» TASK REQUIREMENTS: Pull every "low君热剧" line out of the data below.

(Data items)

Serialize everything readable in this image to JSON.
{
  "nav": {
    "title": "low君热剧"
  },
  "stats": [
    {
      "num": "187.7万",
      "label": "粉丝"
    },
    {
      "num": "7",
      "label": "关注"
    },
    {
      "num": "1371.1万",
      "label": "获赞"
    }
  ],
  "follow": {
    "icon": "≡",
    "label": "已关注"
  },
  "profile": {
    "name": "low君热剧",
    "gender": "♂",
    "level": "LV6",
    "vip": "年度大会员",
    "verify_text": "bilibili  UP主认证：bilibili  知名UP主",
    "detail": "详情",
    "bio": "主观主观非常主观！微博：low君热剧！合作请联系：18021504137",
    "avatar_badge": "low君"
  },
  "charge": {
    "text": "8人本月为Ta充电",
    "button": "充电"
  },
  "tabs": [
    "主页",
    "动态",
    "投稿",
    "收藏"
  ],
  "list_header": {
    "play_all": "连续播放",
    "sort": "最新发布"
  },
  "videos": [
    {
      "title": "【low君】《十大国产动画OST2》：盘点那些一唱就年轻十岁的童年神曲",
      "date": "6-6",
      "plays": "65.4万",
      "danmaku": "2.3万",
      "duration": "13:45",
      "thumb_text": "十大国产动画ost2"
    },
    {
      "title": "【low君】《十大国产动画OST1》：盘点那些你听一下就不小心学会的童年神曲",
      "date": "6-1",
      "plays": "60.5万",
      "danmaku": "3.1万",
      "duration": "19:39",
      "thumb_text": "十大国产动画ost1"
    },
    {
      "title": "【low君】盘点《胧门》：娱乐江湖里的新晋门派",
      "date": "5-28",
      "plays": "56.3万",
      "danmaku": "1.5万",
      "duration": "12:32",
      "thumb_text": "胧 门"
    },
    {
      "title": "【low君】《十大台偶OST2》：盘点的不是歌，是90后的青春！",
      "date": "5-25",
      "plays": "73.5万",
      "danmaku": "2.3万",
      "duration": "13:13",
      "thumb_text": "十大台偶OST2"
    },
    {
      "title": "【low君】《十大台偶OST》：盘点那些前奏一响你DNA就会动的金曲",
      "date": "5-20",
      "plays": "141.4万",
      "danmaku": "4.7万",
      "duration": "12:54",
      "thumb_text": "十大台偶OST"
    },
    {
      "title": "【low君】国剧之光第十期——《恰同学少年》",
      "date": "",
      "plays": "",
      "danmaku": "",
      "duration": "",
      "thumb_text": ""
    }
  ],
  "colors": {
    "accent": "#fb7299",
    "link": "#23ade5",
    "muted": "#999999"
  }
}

» FINISHED TASK:
    "title": "low君热剧"
    "name": "low君热剧",
    "bio": "主观主观非常主观！微博：low君热剧！合作请联系：18021504137",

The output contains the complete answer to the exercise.